-- begin --

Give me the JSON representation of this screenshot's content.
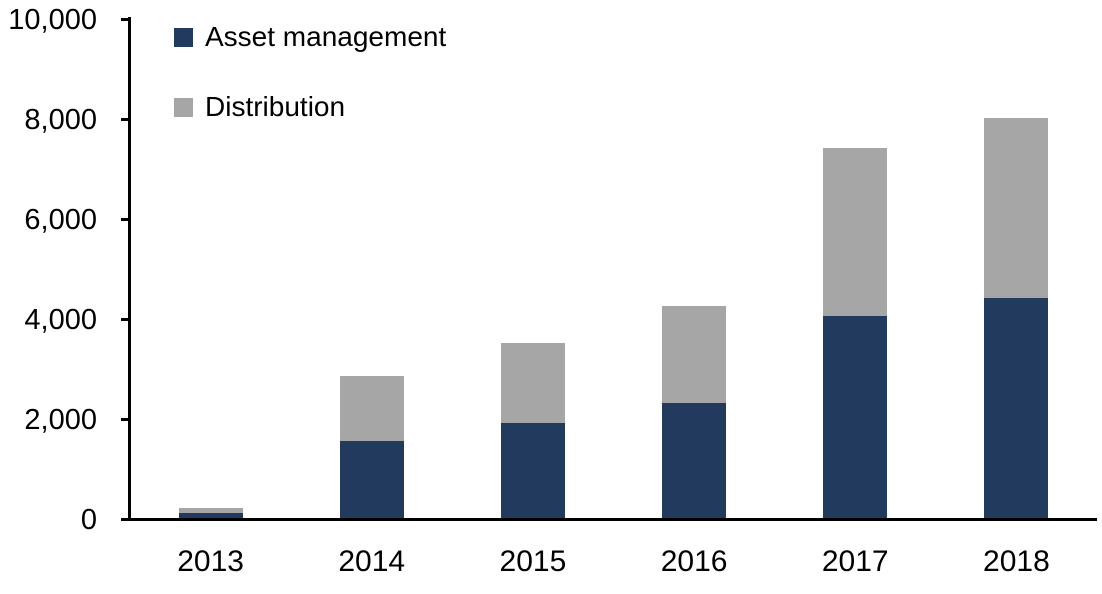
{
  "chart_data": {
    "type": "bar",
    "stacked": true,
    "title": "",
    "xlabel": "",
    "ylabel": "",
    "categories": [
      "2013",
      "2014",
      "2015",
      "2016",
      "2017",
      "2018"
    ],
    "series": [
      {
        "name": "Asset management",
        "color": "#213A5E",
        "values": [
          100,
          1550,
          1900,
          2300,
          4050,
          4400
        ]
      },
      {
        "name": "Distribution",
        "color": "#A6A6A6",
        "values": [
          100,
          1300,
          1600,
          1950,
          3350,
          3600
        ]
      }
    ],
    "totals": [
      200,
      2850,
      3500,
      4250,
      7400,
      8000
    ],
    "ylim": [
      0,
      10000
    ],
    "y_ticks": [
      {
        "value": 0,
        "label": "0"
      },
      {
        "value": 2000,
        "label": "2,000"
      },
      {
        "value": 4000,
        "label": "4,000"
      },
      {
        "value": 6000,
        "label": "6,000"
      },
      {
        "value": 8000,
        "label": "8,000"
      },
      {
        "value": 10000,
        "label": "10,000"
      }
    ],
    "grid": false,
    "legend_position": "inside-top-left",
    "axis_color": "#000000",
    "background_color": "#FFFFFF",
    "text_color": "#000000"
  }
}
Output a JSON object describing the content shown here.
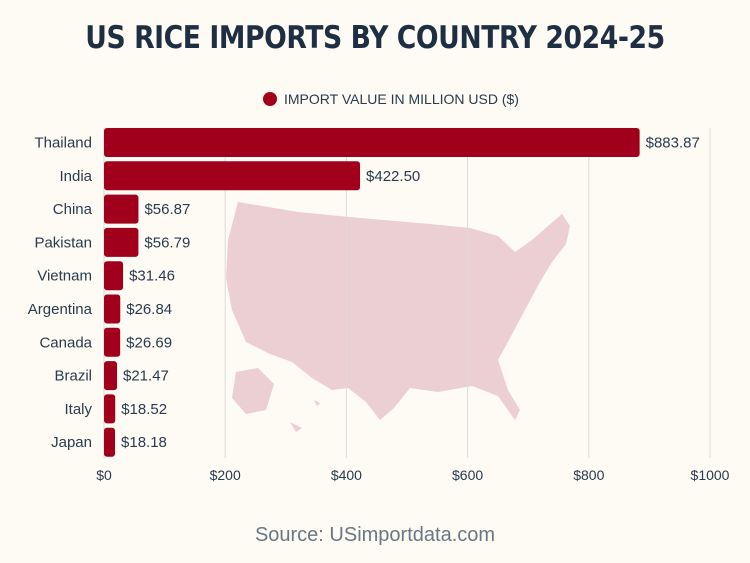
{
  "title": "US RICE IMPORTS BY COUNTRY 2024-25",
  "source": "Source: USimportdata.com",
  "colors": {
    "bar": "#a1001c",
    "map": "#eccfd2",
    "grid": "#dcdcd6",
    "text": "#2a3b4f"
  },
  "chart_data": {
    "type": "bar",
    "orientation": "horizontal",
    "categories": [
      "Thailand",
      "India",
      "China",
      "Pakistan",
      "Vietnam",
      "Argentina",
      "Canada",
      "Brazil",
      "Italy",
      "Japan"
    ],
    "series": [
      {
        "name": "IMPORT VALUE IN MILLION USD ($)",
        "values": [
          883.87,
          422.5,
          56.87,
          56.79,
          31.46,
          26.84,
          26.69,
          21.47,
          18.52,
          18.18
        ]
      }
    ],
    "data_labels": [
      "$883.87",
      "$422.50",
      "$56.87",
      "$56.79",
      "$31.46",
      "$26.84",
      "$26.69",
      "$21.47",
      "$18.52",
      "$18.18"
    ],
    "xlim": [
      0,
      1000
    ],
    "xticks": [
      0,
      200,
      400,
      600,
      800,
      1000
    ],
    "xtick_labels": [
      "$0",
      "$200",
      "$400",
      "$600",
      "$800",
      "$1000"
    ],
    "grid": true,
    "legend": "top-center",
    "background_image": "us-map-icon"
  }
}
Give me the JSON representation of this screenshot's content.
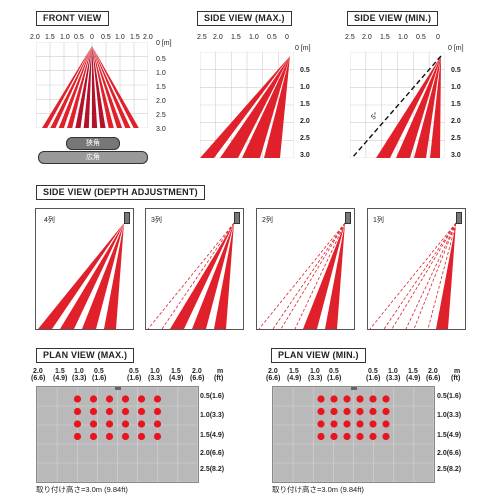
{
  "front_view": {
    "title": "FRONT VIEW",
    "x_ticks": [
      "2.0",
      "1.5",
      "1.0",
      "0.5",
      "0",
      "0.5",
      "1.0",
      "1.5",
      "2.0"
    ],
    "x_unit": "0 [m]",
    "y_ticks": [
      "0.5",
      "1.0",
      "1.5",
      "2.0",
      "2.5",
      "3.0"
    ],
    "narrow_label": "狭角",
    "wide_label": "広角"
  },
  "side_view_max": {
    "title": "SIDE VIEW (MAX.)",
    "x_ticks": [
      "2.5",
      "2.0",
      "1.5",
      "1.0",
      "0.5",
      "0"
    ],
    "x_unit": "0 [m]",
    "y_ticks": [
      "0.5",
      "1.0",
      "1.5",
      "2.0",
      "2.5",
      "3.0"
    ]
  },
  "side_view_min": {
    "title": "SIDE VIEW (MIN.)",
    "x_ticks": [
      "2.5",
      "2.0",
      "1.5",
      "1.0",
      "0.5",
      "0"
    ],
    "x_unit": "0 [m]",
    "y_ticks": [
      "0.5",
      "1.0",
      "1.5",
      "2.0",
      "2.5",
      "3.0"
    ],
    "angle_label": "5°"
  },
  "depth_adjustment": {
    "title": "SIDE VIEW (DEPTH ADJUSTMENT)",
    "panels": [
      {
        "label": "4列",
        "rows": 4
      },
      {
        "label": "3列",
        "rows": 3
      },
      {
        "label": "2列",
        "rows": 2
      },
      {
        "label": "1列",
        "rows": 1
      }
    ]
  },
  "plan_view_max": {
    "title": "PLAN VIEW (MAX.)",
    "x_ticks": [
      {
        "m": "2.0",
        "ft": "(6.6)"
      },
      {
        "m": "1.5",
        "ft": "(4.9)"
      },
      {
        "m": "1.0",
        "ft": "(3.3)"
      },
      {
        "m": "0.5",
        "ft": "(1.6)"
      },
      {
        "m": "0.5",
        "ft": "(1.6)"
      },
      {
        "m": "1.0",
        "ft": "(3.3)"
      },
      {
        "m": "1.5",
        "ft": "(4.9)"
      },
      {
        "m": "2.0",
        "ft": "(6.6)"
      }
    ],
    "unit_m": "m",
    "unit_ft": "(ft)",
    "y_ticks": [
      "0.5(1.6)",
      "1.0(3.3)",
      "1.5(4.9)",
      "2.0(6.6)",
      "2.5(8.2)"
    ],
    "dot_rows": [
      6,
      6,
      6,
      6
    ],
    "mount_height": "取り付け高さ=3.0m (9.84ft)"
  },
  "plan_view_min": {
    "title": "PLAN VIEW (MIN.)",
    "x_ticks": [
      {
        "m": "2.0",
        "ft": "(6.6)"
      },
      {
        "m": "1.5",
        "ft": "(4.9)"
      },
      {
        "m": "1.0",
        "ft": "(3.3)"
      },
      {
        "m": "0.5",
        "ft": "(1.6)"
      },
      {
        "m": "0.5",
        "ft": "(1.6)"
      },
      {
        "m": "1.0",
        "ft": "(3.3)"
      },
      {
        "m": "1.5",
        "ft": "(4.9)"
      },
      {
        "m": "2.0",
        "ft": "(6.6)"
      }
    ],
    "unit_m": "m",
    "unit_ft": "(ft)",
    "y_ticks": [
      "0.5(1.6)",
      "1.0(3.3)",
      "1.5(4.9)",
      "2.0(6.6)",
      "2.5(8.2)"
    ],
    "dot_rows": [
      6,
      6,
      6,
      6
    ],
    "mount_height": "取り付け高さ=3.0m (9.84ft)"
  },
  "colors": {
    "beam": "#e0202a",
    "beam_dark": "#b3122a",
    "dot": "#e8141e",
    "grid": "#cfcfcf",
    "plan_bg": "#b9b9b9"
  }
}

-- end --

EXERCISE DESCRIPTION
Write the entries above out in full, exactly, with no images.

OUTPUT FOR THIS EXERCISE
Give me the JSON representation of this screenshot's content.
{
  "chart_data": {
    "type": "bar",
    "stacked": true,
    "title": "",
    "xlabel": "",
    "ylabel": "",
    "categories": [
      "2013",
      "2014",
      "2015",
      "2016",
      "2017",
      "2018"
    ],
    "series": [
      {
        "name": "Asset management",
        "color": "#213A5E",
        "values": [
          100,
          1550,
          1900,
          2300,
          4050,
          4400
        ]
      },
      {
        "name": "Distribution",
        "color": "#A6A6A6",
        "values": [
          100,
          1300,
          1600,
          1950,
          3350,
          3600
        ]
      }
    ],
    "totals": [
      200,
      2850,
      3500,
      4250,
      7400,
      8000
    ],
    "ylim": [
      0,
      10000
    ],
    "y_ticks": [
      {
        "value": 0,
        "label": "0"
      },
      {
        "value": 2000,
        "label": "2,000"
      },
      {
        "value": 4000,
        "label": "4,000"
      },
      {
        "value": 6000,
        "label": "6,000"
      },
      {
        "value": 8000,
        "label": "8,000"
      },
      {
        "value": 10000,
        "label": "10,000"
      }
    ],
    "grid": false,
    "legend_position": "inside-top-left",
    "axis_color": "#000000",
    "background_color": "#FFFFFF",
    "text_color": "#000000"
  }
}
Output a JSON object describing the content shown here.
{
  "title": "US RICE IMPORTS BY COUNTRY 2024-25",
  "source": "Source: USimportdata.com",
  "colors": {
    "bar": "#a1001c",
    "map": "#eccfd2",
    "grid": "#dcdcd6",
    "text": "#2a3b4f"
  },
  "chart_data": {
    "type": "bar",
    "orientation": "horizontal",
    "categories": [
      "Thailand",
      "India",
      "China",
      "Pakistan",
      "Vietnam",
      "Argentina",
      "Canada",
      "Brazil",
      "Italy",
      "Japan"
    ],
    "series": [
      {
        "name": "IMPORT VALUE IN MILLION USD ($)",
        "values": [
          883.87,
          422.5,
          56.87,
          56.79,
          31.46,
          26.84,
          26.69,
          21.47,
          18.52,
          18.18
        ]
      }
    ],
    "data_labels": [
      "$883.87",
      "$422.50",
      "$56.87",
      "$56.79",
      "$31.46",
      "$26.84",
      "$26.69",
      "$21.47",
      "$18.52",
      "$18.18"
    ],
    "xlim": [
      0,
      1000
    ],
    "xticks": [
      0,
      200,
      400,
      600,
      800,
      1000
    ],
    "xtick_labels": [
      "$0",
      "$200",
      "$400",
      "$600",
      "$800",
      "$1000"
    ],
    "grid": true,
    "legend": "top-center",
    "background_image": "us-map-icon"
  }
}
Give me the JSON representation of this screenshot's content.
{
  "front_view": {
    "title": "FRONT VIEW",
    "x_ticks": [
      "2.0",
      "1.5",
      "1.0",
      "0.5",
      "0",
      "0.5",
      "1.0",
      "1.5",
      "2.0"
    ],
    "x_unit": "0 [m]",
    "y_ticks": [
      "0.5",
      "1.0",
      "1.5",
      "2.0",
      "2.5",
      "3.0"
    ],
    "narrow_label": "狭角",
    "wide_label": "広角"
  },
  "side_view_max": {
    "title": "SIDE VIEW (MAX.)",
    "x_ticks": [
      "2.5",
      "2.0",
      "1.5",
      "1.0",
      "0.5",
      "0"
    ],
    "x_unit": "0 [m]",
    "y_ticks": [
      "0.5",
      "1.0",
      "1.5",
      "2.0",
      "2.5",
      "3.0"
    ]
  },
  "side_view_min": {
    "title": "SIDE VIEW (MIN.)",
    "x_ticks": [
      "2.5",
      "2.0",
      "1.5",
      "1.0",
      "0.5",
      "0"
    ],
    "x_unit": "0 [m]",
    "y_ticks": [
      "0.5",
      "1.0",
      "1.5",
      "2.0",
      "2.5",
      "3.0"
    ],
    "angle_label": "5°"
  },
  "depth_adjustment": {
    "title": "SIDE VIEW (DEPTH ADJUSTMENT)",
    "panels": [
      {
        "label": "4列",
        "rows": 4
      },
      {
        "label": "3列",
        "rows": 3
      },
      {
        "label": "2列",
        "rows": 2
      },
      {
        "label": "1列",
        "rows": 1
      }
    ]
  },
  "plan_view_max": {
    "title": "PLAN VIEW (MAX.)",
    "x_ticks": [
      {
        "m": "2.0",
        "ft": "(6.6)"
      },
      {
        "m": "1.5",
        "ft": "(4.9)"
      },
      {
        "m": "1.0",
        "ft": "(3.3)"
      },
      {
        "m": "0.5",
        "ft": "(1.6)"
      },
      {
        "m": "0.5",
        "ft": "(1.6)"
      },
      {
        "m": "1.0",
        "ft": "(3.3)"
      },
      {
        "m": "1.5",
        "ft": "(4.9)"
      },
      {
        "m": "2.0",
        "ft": "(6.6)"
      }
    ],
    "unit_m": "m",
    "unit_ft": "(ft)",
    "y_ticks": [
      "0.5(1.6)",
      "1.0(3.3)",
      "1.5(4.9)",
      "2.0(6.6)",
      "2.5(8.2)"
    ],
    "dot_rows": [
      6,
      6,
      6,
      6
    ],
    "mount_height": "取り付け高さ=3.0m (9.84ft)"
  },
  "plan_view_min": {
    "title": "PLAN VIEW (MIN.)",
    "x_ticks": [
      {
        "m": "2.0",
        "ft": "(6.6)"
      },
      {
        "m": "1.5",
        "ft": "(4.9)"
      },
      {
        "m": "1.0",
        "ft": "(3.3)"
      },
      {
        "m": "0.5",
        "ft": "(1.6)"
      },
      {
        "m": "0.5",
        "ft": "(1.6)"
      },
      {
        "m": "1.0",
        "ft": "(3.3)"
      },
      {
        "m": "1.5",
        "ft": "(4.9)"
      },
      {
        "m": "2.0",
        "ft": "(6.6)"
      }
    ],
    "unit_m": "m",
    "unit_ft": "(ft)",
    "y_ticks": [
      "0.5(1.6)",
      "1.0(3.3)",
      "1.5(4.9)",
      "2.0(6.6)",
      "2.5(8.2)"
    ],
    "dot_rows": [
      6,
      6,
      6,
      6
    ],
    "mount_height": "取り付け高さ=3.0m (9.84ft)"
  },
  "colors": {
    "beam": "#e0202a",
    "beam_dark": "#b3122a",
    "dot": "#e8141e",
    "grid": "#cfcfcf",
    "plan_bg": "#b9b9b9"
  }
}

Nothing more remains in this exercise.